* **Required work**: Wherever the string "Материалы" occurs in a line of these records, report that line.

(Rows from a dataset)
◇ ◇ ◇ ◇ ◇

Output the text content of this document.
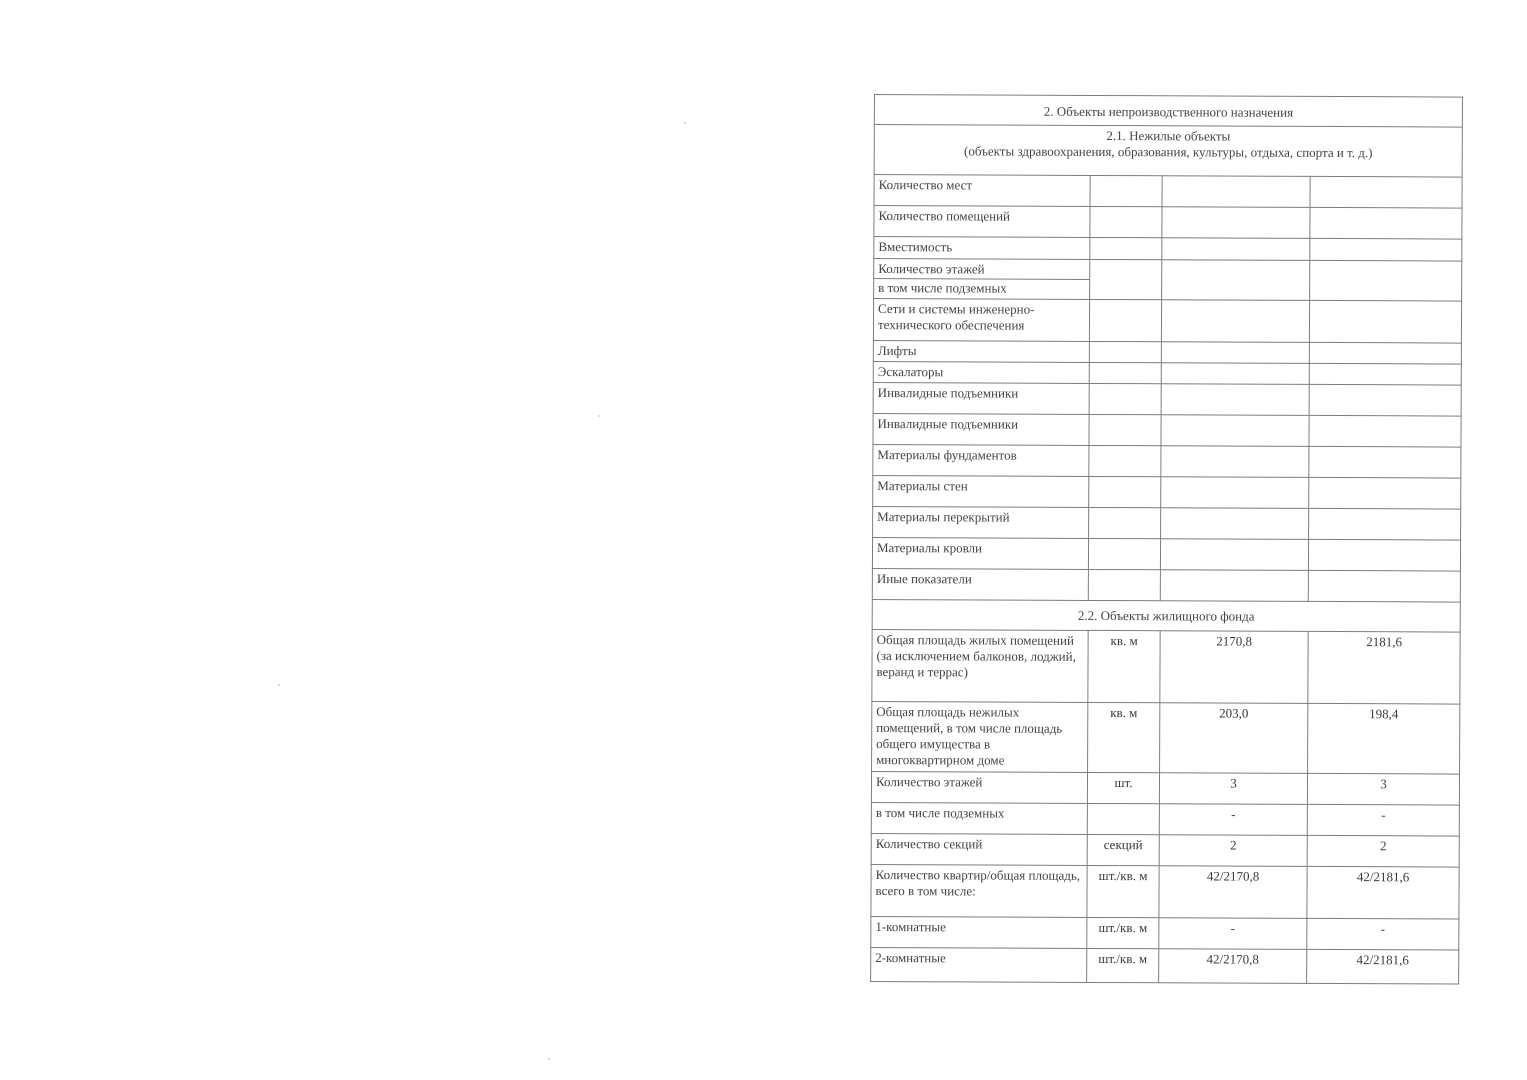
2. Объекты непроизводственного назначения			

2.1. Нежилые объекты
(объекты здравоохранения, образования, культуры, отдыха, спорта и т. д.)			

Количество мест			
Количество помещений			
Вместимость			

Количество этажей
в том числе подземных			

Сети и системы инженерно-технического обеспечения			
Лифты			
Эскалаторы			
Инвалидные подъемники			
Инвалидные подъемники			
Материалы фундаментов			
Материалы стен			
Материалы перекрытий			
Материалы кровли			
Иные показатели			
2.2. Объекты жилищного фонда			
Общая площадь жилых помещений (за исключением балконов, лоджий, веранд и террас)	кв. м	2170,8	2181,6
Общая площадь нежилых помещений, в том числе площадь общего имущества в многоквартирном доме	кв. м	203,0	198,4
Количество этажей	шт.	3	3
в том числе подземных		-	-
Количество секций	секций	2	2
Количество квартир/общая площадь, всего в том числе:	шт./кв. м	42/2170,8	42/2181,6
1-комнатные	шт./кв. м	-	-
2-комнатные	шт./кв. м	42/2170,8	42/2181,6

◇ ◇ ◇ ◇ ◇

* **Solution**:
Материалы фундаментов			
Материалы стен			
Материалы перекрытий			
Материалы кровли			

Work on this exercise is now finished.